### WHAT THE TASK ASKS
Can you find the lines of the listing that include "ylabel" and copy every one?

-- BEGIN PROVIDED INFORMATION --

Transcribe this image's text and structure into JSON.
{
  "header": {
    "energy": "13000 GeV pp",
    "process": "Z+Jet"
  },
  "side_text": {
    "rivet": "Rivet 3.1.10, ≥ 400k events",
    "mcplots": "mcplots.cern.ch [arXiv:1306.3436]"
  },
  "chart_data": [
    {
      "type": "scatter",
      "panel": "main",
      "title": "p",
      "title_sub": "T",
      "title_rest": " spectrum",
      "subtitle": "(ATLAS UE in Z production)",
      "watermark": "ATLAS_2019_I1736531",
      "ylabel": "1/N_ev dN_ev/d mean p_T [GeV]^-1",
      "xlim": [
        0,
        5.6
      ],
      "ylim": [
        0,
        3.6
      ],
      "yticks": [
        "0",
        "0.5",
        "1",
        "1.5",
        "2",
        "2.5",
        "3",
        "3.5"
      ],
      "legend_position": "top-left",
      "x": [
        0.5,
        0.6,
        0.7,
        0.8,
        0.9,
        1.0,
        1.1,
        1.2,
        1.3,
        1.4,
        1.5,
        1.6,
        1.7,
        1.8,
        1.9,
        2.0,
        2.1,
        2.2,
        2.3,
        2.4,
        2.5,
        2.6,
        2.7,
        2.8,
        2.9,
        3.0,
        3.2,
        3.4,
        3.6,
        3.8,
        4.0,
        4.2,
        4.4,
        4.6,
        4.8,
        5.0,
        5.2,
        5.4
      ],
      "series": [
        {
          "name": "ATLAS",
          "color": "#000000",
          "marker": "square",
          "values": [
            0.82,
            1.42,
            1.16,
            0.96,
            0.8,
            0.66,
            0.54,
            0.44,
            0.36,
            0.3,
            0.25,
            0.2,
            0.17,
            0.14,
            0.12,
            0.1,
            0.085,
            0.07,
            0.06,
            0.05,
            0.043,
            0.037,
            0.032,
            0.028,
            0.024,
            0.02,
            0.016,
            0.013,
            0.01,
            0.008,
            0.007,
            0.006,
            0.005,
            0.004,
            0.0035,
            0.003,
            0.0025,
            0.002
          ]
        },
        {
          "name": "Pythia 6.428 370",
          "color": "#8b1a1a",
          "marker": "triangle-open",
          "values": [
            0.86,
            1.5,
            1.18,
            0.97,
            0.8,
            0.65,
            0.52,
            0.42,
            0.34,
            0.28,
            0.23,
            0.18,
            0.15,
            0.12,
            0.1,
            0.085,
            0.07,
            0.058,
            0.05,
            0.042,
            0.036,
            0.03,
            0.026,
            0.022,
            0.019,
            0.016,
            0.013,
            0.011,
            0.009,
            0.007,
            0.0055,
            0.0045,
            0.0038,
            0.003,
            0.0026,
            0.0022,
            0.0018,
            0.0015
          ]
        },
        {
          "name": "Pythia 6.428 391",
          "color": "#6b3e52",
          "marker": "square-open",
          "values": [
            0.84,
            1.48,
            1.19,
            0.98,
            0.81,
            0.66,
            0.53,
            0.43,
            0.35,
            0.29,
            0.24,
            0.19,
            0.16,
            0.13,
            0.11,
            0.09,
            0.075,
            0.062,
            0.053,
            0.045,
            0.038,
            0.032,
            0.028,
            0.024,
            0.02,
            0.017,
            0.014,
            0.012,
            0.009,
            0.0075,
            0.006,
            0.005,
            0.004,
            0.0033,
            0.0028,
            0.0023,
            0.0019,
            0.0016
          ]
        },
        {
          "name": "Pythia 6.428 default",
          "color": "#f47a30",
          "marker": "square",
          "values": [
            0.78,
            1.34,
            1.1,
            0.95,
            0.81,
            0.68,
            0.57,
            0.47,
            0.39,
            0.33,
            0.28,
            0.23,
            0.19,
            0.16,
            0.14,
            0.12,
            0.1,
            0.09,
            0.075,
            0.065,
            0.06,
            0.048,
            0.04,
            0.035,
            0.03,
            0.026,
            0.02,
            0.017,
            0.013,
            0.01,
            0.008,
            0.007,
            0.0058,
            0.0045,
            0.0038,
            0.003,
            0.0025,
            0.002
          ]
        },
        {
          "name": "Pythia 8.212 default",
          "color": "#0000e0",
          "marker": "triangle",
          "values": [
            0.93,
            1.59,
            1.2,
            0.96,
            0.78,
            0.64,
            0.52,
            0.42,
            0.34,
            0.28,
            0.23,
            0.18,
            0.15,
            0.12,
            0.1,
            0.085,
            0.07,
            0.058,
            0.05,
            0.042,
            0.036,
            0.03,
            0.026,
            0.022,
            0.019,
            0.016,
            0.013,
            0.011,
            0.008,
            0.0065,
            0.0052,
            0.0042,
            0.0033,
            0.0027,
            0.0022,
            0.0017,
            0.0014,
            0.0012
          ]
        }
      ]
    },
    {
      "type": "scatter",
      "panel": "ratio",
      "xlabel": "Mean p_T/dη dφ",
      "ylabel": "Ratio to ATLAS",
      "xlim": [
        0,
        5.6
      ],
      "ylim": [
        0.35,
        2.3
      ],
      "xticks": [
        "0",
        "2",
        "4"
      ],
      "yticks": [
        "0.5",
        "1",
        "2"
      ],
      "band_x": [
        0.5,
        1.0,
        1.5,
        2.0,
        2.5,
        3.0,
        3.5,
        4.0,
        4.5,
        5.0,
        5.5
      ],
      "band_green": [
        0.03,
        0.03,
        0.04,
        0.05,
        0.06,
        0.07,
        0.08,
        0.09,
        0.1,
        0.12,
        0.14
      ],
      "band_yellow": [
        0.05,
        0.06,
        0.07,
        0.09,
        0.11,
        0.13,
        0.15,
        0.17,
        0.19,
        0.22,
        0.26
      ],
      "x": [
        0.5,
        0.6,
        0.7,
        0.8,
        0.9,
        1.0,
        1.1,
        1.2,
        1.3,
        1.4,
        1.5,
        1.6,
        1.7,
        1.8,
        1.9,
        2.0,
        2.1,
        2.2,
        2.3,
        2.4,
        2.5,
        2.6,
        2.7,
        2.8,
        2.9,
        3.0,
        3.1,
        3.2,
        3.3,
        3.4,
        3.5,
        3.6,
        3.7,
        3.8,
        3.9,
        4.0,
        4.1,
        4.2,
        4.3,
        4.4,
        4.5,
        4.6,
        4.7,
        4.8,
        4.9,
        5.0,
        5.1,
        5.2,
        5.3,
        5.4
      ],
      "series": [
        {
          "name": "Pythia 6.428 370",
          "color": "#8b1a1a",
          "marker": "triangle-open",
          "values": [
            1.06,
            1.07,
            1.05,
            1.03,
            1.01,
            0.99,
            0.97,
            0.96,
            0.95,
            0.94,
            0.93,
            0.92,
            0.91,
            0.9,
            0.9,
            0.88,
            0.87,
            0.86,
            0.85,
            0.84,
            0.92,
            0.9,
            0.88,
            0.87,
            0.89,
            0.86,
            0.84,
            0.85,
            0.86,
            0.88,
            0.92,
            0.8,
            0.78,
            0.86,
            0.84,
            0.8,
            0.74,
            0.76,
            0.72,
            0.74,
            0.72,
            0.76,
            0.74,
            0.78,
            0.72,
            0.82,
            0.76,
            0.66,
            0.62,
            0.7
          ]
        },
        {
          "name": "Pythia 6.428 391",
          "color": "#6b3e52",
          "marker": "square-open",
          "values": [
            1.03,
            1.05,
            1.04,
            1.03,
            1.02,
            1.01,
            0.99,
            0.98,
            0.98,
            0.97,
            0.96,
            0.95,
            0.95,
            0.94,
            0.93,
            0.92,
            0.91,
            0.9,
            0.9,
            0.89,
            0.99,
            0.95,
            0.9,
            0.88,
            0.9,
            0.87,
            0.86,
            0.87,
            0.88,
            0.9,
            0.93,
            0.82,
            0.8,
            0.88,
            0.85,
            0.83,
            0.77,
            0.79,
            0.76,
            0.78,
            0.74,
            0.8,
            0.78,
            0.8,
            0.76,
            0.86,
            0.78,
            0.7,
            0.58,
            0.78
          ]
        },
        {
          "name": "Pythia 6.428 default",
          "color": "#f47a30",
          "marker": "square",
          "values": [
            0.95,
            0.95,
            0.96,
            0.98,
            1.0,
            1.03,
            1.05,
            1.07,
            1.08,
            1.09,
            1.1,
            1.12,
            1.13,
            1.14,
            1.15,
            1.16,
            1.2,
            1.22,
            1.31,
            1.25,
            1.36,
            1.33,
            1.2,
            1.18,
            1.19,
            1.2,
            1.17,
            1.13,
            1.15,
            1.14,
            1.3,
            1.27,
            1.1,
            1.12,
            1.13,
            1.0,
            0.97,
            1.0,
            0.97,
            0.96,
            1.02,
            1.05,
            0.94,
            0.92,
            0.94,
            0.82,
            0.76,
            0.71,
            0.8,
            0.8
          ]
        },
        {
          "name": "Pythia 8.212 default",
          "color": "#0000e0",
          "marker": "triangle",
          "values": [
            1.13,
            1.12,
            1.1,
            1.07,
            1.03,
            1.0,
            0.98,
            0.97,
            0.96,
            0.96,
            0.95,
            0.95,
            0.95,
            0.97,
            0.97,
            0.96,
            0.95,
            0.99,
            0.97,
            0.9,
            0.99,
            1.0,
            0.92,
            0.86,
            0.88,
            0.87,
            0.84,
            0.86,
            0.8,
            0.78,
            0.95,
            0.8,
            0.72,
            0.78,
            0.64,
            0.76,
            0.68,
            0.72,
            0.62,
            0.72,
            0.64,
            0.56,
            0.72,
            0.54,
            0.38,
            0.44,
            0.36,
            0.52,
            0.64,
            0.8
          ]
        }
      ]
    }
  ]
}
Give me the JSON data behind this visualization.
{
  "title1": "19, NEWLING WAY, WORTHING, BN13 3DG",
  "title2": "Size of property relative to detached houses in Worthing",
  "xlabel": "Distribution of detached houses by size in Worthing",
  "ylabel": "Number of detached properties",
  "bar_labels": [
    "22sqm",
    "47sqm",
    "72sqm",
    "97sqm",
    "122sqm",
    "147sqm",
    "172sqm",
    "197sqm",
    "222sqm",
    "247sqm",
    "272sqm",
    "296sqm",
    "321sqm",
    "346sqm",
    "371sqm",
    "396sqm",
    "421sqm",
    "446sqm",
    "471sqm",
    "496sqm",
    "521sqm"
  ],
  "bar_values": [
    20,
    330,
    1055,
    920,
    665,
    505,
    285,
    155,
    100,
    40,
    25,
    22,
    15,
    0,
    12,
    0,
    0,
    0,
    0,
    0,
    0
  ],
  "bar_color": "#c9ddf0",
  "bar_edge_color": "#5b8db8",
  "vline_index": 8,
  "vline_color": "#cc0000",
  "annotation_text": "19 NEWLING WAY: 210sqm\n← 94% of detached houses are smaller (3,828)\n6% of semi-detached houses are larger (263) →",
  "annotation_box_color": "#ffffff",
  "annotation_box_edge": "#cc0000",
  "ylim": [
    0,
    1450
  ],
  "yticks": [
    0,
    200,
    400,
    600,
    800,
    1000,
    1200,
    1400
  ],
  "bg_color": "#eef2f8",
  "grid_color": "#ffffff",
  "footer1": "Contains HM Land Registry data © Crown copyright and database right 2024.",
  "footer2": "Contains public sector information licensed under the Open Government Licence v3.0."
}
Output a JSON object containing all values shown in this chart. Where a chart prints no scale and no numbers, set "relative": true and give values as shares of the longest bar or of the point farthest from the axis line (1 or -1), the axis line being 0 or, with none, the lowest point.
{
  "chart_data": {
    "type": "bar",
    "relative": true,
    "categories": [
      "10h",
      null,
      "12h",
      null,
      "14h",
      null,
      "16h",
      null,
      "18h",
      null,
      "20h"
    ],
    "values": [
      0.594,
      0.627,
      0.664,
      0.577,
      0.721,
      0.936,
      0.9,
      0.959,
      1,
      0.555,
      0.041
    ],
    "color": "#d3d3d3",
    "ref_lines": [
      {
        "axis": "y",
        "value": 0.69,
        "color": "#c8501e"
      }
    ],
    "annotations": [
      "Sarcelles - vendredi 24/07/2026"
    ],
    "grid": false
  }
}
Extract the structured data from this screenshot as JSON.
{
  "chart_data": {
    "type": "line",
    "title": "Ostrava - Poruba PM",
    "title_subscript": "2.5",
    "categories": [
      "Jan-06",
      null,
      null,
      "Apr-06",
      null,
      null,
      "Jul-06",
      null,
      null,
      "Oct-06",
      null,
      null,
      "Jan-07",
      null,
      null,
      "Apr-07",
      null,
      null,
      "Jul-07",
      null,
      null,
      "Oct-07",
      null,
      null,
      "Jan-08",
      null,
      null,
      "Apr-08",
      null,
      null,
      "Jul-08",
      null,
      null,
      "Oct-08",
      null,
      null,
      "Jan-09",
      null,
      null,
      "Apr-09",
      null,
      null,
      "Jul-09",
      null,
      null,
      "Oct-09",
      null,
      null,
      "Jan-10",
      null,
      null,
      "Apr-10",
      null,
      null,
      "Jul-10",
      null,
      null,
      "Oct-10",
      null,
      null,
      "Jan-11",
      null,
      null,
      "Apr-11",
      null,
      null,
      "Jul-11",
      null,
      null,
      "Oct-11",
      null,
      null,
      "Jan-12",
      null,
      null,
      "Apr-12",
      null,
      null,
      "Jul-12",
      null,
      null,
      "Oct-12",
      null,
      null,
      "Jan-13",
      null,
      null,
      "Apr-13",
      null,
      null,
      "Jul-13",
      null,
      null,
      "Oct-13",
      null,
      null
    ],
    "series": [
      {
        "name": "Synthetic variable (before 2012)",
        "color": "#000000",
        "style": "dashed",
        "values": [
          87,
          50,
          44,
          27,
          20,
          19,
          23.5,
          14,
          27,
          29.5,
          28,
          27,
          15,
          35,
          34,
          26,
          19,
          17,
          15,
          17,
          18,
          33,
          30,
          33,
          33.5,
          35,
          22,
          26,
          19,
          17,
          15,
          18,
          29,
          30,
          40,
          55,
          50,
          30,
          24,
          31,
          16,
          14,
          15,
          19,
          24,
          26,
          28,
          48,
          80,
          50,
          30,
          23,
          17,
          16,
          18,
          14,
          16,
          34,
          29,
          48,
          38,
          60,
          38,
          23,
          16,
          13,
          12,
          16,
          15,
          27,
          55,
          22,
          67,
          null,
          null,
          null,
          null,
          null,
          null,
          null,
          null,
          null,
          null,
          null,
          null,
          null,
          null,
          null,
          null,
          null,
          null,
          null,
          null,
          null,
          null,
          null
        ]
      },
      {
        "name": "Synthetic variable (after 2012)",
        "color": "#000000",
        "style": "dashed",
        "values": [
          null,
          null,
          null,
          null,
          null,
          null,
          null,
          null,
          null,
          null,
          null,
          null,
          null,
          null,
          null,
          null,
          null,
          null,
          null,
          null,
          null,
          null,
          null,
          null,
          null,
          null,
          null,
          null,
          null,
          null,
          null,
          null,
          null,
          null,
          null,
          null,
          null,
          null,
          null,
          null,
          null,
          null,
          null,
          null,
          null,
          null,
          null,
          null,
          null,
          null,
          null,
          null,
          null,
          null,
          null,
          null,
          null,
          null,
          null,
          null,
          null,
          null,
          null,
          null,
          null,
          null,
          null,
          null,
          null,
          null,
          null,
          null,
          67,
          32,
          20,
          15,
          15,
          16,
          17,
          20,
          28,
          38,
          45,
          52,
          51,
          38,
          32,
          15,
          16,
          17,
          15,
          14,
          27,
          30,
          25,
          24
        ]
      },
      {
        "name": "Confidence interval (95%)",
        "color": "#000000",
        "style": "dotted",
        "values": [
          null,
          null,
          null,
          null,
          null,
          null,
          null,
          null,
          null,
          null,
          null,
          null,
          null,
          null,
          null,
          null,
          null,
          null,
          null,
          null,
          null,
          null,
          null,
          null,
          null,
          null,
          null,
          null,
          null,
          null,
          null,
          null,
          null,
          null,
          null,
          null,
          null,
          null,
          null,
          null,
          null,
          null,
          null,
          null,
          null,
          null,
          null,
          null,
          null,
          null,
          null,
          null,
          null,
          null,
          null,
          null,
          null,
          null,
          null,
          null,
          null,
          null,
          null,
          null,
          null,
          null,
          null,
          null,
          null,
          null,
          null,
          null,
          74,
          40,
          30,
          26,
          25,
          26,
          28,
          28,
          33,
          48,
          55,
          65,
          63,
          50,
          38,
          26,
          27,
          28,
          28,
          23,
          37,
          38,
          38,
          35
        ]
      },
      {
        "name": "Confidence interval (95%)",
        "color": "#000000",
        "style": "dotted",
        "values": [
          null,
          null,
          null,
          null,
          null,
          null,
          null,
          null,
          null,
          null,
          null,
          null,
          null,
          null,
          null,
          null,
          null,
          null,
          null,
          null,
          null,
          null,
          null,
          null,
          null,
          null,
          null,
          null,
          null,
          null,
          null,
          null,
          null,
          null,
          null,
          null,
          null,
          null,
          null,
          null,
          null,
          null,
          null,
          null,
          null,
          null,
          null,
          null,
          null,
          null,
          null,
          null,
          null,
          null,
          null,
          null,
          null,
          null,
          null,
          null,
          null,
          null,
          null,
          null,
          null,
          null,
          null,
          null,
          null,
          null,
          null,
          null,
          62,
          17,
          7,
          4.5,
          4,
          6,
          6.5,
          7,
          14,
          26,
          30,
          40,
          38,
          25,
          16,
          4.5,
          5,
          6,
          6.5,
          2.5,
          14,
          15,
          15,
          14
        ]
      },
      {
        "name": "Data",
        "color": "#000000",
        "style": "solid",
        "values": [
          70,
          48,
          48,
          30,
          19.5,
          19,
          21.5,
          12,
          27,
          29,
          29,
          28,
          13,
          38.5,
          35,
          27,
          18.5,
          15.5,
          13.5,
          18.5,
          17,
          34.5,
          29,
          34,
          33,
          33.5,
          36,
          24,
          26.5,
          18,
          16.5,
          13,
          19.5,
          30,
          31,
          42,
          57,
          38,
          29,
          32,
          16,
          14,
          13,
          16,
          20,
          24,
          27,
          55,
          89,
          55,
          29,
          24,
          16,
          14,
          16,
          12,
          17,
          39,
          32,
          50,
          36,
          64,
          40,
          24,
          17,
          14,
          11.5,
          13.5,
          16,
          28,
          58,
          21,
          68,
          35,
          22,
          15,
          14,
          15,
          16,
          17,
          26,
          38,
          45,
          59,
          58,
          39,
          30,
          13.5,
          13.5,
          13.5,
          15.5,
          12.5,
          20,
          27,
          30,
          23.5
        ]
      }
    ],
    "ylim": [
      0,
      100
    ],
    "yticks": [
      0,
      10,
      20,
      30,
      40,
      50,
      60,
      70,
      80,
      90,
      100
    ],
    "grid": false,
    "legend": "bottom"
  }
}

-- END PROVIDED INFORMATION --

### EXERCISE SOLUTION
      "ylabel": "1/N_ev dN_ev/d mean p_T [GeV]^-1",
      "ylabel": "Ratio to ATLAS",
  "ylabel": "Number of detached properties",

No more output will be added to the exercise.